--- Task to carry out ---
Go through the listing below and gather every line with the word "affixes".

[Dataset items]

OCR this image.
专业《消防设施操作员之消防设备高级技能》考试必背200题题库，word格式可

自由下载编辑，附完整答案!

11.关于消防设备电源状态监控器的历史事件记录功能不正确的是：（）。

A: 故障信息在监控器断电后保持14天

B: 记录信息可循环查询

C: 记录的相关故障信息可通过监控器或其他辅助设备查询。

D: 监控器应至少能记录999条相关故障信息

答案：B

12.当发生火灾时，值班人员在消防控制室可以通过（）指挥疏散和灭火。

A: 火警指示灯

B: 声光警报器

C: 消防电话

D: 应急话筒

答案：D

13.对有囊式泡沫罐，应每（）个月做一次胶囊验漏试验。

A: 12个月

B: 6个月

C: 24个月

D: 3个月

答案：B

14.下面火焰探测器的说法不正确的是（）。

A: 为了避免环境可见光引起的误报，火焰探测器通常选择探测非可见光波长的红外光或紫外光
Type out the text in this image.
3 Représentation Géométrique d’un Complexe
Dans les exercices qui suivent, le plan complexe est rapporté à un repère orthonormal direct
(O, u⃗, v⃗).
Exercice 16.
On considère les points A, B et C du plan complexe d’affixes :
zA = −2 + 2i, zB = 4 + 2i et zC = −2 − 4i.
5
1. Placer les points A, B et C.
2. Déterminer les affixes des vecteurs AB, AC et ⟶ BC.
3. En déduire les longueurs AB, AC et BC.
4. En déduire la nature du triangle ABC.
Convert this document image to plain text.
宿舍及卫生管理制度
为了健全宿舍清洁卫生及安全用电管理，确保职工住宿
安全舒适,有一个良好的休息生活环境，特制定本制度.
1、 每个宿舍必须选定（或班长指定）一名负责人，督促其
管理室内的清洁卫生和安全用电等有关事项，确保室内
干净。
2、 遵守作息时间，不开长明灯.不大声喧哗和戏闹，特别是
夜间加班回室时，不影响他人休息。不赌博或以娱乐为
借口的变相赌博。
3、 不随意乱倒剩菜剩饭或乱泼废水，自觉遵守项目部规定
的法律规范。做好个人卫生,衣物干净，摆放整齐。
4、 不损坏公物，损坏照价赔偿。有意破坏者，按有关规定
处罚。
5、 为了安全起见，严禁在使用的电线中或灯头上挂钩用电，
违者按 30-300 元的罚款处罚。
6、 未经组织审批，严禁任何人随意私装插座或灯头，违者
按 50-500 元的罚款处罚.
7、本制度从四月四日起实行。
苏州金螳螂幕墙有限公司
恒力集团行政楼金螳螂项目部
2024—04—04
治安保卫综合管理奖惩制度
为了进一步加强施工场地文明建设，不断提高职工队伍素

--- Response for this exercise ---
On considère les points A, B et C du plan complexe d’affixes :
2. Déterminer les affixes des vecteurs AB, AC et ⟶ BC.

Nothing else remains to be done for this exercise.